Copy every line in the records below that contains the word "жизни".

--

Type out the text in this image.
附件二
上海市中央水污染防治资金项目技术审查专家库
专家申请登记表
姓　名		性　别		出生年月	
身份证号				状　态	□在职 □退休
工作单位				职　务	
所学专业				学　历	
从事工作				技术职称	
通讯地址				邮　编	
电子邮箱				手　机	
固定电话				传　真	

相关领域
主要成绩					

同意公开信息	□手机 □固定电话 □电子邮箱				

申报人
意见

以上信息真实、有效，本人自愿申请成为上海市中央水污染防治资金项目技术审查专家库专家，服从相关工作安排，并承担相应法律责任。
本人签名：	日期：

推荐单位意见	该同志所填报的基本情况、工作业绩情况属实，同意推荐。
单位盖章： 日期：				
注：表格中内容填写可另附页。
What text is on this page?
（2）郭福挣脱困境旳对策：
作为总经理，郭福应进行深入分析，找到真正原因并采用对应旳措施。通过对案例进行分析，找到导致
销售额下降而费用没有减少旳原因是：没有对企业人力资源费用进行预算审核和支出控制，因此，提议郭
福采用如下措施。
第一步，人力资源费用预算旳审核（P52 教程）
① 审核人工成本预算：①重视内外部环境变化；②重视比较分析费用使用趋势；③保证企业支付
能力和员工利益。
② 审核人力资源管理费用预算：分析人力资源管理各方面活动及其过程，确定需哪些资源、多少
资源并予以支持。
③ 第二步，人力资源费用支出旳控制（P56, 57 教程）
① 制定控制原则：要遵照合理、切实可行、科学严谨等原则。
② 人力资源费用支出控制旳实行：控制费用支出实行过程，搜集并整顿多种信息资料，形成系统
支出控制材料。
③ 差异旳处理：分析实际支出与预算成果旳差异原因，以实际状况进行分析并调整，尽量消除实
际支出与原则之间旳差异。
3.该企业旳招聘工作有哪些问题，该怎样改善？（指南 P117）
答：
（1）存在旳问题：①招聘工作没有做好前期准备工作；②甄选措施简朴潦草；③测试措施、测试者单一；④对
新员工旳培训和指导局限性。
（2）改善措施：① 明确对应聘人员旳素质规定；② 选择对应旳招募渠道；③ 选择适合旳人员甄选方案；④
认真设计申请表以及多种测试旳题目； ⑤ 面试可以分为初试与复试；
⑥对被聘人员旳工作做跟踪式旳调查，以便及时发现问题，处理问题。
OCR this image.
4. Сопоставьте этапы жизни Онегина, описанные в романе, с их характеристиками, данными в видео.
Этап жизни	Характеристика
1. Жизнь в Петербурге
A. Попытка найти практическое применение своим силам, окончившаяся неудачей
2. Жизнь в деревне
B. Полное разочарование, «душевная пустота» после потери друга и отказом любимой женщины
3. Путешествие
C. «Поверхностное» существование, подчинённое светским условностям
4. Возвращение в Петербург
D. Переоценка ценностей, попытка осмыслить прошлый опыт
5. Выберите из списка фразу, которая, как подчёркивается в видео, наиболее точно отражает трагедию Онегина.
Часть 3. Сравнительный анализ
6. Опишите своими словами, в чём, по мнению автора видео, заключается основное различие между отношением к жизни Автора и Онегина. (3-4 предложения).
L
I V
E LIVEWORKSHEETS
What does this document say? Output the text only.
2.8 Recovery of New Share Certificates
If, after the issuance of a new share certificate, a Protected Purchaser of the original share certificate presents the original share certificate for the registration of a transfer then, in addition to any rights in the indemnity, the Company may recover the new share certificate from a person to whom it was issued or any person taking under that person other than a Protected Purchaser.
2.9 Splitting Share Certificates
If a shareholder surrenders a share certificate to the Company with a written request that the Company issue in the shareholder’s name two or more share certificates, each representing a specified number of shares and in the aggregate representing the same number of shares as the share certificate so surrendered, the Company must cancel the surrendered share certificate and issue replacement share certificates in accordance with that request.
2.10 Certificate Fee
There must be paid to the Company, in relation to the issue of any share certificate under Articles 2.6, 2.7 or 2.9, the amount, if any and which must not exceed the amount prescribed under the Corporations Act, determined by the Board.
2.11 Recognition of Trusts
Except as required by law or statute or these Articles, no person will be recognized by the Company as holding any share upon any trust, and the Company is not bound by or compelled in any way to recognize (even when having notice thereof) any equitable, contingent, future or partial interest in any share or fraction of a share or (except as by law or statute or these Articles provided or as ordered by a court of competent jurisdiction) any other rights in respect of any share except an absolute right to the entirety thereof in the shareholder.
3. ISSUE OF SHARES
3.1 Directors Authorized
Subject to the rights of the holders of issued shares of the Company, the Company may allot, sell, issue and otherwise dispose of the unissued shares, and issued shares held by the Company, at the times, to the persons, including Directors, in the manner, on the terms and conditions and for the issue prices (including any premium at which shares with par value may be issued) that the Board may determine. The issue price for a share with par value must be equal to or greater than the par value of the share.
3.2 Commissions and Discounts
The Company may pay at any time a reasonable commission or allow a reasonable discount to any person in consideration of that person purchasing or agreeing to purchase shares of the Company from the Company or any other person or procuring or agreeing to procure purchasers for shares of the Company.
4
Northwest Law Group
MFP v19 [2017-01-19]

--

## Result of this task
4. Сопоставьте этапы жизни Онегина, описанные в романе, с их характеристиками, данными в видео.
Этап жизни	Характеристика
6. Опишите своими словами, в чём, по мнению автора видео, заключается основное различие между отношением к жизни Автора и Онегина. (3-4 предложения).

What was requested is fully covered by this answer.